Extracts from a graphics dataset:
==================================================

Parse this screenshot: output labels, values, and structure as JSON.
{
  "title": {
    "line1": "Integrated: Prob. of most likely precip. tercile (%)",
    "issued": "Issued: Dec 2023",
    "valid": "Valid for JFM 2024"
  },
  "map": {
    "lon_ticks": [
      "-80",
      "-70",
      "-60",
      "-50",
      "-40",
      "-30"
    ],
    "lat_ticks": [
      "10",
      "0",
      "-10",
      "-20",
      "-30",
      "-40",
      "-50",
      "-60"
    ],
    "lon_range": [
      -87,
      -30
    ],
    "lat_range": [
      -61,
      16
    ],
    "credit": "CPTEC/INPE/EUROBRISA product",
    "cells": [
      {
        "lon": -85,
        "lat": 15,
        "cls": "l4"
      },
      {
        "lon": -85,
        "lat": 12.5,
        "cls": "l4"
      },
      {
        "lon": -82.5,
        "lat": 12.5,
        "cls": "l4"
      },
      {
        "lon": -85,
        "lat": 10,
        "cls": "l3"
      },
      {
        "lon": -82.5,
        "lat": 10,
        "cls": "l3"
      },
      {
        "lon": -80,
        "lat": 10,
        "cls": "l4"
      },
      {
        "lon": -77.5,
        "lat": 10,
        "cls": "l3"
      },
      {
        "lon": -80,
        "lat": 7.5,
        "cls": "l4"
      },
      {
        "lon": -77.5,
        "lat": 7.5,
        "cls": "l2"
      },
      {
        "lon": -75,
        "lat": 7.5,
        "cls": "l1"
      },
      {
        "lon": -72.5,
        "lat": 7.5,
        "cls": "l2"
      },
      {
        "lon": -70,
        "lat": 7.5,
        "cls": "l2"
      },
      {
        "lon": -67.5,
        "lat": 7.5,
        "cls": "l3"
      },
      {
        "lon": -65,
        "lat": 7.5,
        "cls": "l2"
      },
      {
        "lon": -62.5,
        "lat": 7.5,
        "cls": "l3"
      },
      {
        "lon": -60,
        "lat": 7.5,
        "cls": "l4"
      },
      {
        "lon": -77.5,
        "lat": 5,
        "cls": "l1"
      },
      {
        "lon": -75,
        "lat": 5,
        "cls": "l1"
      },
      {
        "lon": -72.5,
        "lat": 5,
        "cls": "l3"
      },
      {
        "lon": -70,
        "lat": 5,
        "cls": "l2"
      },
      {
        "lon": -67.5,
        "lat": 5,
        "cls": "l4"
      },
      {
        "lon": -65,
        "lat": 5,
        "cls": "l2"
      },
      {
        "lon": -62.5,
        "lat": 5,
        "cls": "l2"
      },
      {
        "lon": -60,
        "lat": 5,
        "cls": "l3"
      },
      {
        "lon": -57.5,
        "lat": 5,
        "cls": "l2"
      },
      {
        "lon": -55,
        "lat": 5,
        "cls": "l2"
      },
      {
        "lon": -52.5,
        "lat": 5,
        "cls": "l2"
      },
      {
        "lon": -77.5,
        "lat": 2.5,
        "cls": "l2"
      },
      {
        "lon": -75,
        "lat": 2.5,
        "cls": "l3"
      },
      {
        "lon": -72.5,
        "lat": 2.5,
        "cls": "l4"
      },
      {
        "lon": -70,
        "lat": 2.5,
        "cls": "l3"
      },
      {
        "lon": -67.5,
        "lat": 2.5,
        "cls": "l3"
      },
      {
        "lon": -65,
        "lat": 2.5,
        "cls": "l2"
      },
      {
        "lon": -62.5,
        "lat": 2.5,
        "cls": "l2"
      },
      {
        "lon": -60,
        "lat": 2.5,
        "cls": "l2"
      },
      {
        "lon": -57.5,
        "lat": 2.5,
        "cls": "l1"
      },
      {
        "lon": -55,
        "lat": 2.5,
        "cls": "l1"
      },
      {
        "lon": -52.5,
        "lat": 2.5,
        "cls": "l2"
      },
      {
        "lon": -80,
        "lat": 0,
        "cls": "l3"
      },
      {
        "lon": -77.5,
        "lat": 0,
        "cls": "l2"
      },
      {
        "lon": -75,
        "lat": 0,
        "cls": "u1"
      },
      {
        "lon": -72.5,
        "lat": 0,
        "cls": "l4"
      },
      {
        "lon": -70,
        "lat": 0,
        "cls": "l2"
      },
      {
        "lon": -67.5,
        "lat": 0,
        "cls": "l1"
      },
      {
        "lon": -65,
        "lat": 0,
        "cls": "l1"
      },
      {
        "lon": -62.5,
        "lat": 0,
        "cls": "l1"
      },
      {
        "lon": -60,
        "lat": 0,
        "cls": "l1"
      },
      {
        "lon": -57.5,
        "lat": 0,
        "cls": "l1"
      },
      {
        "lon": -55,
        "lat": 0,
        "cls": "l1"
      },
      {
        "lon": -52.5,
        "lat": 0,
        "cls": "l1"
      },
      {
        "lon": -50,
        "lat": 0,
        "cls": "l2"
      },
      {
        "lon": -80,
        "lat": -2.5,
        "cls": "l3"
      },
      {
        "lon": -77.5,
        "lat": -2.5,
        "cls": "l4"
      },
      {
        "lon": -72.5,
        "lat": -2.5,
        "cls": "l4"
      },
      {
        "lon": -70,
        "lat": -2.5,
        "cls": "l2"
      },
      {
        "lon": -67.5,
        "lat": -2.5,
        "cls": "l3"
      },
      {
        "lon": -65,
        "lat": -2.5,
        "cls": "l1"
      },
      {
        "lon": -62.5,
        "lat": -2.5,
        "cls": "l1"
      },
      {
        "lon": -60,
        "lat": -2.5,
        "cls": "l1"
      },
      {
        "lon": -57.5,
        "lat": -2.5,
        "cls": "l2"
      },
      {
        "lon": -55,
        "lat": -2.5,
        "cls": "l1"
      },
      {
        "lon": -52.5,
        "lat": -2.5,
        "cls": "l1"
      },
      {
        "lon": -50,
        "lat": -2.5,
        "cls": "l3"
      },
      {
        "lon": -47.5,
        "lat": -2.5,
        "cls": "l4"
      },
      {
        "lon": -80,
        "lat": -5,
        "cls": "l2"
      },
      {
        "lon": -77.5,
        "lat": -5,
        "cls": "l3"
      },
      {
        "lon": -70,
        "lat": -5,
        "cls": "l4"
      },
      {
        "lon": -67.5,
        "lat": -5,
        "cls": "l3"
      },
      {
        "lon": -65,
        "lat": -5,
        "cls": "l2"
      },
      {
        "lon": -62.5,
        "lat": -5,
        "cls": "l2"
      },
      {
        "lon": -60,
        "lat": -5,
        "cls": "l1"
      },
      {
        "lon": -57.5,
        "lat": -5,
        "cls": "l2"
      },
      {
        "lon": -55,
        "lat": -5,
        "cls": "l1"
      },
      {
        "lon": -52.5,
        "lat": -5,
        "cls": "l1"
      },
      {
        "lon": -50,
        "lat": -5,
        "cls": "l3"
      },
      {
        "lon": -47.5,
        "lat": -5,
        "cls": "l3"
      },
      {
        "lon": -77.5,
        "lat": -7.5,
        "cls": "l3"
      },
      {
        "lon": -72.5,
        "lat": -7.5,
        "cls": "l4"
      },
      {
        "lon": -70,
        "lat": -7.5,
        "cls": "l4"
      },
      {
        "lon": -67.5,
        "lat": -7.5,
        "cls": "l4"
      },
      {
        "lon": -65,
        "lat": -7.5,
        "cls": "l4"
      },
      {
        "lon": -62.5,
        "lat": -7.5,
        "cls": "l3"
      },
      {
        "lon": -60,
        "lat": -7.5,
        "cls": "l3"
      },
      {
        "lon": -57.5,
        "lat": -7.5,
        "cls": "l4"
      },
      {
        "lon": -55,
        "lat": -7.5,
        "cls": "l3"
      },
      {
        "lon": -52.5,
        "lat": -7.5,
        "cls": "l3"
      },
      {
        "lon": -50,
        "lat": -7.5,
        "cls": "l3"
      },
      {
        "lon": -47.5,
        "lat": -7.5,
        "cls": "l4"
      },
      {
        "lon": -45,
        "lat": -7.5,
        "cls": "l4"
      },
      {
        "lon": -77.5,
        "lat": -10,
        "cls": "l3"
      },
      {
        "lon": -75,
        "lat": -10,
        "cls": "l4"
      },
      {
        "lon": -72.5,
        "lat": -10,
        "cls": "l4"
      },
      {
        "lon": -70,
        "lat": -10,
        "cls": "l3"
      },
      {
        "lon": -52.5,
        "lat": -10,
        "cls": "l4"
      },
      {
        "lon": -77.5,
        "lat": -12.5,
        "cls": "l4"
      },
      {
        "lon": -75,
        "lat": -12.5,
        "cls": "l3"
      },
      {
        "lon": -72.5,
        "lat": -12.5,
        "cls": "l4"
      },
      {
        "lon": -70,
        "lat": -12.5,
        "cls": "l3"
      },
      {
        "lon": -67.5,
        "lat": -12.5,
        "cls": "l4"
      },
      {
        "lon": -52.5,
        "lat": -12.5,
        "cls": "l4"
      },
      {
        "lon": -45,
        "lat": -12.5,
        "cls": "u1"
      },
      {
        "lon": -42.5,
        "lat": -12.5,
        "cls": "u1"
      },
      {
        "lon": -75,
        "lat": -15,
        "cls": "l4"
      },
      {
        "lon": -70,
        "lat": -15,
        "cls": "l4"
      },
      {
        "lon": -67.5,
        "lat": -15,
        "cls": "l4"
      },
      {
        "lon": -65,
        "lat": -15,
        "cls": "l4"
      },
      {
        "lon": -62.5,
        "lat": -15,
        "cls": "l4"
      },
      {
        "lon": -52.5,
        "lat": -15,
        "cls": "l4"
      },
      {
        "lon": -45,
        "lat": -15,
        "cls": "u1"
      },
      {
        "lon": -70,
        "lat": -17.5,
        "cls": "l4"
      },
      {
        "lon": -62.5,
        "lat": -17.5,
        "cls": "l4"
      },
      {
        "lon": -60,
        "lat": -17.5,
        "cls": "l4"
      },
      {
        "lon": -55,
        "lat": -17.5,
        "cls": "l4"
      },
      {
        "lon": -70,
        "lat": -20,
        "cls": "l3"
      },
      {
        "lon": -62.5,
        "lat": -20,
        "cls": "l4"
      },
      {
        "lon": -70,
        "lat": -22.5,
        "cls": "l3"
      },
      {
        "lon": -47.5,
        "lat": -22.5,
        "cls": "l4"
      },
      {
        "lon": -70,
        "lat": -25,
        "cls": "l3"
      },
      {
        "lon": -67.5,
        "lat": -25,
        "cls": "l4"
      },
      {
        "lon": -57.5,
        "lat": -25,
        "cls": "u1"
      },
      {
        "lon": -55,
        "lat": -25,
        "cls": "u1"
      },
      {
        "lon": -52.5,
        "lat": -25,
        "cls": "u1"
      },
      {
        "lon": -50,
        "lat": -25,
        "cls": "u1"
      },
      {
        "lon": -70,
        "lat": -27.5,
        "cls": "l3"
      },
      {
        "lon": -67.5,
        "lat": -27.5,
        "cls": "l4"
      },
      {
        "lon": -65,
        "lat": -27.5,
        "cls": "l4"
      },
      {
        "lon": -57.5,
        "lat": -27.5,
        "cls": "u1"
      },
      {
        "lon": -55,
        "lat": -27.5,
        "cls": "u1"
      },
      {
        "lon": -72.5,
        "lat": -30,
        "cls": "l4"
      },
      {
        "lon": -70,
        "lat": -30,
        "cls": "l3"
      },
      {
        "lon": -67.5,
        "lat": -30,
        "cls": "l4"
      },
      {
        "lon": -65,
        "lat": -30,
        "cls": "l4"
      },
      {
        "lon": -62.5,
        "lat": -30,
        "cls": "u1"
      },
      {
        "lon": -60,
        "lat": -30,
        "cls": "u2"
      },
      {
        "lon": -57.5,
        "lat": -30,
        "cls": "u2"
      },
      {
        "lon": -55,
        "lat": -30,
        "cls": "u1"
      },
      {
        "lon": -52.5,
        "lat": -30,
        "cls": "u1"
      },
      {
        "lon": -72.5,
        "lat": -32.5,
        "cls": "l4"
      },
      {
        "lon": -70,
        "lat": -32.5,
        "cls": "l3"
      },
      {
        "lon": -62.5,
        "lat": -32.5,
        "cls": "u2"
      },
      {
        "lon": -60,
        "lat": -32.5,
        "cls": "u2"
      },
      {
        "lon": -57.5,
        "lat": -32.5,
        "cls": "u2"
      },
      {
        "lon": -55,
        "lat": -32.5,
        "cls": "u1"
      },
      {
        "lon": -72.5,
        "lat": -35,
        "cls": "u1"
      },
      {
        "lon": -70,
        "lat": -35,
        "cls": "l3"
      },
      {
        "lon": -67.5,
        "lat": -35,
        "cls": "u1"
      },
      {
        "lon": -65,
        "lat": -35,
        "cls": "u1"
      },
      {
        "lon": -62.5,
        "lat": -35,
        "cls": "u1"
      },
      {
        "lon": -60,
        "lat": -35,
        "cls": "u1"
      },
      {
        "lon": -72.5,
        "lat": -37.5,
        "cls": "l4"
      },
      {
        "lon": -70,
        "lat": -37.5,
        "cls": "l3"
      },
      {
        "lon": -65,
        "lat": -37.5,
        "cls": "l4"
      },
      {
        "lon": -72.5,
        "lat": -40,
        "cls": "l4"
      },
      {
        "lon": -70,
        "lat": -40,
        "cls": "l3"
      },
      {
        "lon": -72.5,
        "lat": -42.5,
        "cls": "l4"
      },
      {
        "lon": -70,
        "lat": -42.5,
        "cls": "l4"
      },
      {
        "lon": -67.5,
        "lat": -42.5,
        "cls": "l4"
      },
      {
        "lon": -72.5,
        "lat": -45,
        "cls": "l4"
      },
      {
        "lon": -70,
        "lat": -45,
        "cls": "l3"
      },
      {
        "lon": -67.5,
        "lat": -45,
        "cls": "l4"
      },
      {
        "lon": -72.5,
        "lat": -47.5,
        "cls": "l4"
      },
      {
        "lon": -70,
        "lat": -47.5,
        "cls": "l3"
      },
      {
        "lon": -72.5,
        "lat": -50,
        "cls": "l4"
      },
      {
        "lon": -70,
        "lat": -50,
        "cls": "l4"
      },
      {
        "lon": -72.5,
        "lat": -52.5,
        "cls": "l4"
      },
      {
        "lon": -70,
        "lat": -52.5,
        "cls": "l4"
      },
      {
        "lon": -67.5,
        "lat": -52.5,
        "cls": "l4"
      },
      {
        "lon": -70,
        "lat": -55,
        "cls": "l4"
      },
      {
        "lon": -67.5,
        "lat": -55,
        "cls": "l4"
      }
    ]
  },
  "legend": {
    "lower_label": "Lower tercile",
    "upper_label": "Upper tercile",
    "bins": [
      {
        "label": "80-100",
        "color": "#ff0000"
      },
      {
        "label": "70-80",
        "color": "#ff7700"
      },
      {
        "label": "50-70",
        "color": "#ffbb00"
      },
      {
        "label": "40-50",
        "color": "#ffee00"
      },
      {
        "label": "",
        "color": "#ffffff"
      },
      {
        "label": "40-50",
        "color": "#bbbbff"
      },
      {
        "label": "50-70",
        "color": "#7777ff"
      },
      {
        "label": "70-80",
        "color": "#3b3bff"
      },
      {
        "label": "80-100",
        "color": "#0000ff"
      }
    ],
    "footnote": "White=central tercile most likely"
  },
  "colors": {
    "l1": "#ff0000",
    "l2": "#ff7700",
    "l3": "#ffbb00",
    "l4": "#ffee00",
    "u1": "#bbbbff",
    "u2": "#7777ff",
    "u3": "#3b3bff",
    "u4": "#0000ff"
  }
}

==================================================

__Work to complete__: Pick out the lines containing the word "most" and show them.

__Answer to the exercise__:
    "line1": "Integrated: Prob. of most likely precip. tercile (%)",
    "footnote": "White=central tercile most likely"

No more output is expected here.